▶ [AVAILABLE RECORDS]
◆ ◆ ◆
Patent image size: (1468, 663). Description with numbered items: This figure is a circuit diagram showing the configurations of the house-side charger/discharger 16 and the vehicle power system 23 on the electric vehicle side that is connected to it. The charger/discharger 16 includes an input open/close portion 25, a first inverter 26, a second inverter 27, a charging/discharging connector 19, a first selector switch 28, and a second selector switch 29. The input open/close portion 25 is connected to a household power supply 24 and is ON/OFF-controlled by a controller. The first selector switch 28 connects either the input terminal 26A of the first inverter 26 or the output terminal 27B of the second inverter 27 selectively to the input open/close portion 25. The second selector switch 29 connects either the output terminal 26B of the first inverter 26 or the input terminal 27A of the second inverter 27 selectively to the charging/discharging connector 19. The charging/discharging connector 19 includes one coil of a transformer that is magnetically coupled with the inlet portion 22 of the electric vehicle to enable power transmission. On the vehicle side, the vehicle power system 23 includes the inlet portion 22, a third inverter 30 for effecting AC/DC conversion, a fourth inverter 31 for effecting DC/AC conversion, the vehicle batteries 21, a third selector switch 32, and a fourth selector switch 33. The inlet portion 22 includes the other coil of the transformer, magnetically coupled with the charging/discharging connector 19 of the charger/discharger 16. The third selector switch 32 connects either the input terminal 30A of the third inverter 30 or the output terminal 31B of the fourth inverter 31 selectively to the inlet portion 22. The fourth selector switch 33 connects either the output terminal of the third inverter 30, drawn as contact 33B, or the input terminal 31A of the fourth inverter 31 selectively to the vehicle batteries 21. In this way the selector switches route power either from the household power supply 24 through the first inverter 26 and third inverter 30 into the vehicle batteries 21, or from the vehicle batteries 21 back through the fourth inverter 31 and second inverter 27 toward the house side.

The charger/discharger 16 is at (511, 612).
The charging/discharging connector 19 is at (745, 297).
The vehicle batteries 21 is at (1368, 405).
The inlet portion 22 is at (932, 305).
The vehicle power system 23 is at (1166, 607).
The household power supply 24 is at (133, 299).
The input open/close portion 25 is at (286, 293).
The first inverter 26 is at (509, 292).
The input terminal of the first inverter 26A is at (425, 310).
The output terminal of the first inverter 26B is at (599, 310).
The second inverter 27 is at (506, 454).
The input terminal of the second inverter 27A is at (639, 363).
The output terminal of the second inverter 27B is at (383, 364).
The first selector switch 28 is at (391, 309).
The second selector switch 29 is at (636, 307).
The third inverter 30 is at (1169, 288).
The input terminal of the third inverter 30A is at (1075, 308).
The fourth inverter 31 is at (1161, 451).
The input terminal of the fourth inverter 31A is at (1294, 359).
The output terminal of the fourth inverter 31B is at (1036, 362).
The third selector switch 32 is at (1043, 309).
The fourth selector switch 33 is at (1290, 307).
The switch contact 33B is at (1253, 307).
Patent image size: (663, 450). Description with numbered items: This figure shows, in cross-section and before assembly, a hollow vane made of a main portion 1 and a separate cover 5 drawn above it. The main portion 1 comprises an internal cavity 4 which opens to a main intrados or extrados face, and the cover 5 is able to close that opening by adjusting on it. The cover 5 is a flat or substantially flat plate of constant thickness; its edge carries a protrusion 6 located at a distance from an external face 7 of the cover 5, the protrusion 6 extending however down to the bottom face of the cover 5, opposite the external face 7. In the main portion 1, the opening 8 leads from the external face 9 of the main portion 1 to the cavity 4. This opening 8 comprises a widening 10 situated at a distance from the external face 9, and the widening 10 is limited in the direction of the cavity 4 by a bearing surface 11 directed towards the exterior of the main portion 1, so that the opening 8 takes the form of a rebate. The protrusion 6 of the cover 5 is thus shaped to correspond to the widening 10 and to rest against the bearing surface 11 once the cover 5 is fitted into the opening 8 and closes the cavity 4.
◆ ◆ ◆
▶ [WHAT THE TASK ASKS] Pick out every line of the items above that contains the word "main", and copy each one. Case counts.

▶ [TASK OUTPUT]
Patent image size: (663, 450). Description with numbered items: This figure shows, in cross-section and before assembly, a hollow vane made of a main portion 1 and a separate cover 5 drawn above it. The main portion 1 comprises an internal cavity 4 which opens to a main intrados or extrados face, and the cover 5 is able to close that opening by adjusting on it. The cover 5 is a flat or substantially flat plate of constant thickness; its edge carries a protrusion 6 located at a distance from an external face 7 of the cover 5, the protrusion 6 extending however down to the bottom face of the cover 5, opposite the external face 7. In the main portion 1, the opening 8 leads from the external face 9 of the main portion 1 to the cavity 4. This opening 8 comprises a widening 10 situated at a distance from the external face 9, and the widening 10 is limited in the direction of the cavity 4 by a bearing surface 11 directed towards the exterior of the main portion 1, so that the opening 8 takes the form of a rebate. The protrusion 6 of the cover 5 is thus shaped to correspond to the widening 10 and to rest against the bearing surface 11 once the cover 5 is fitted into the opening 8 and closes the cavity 4.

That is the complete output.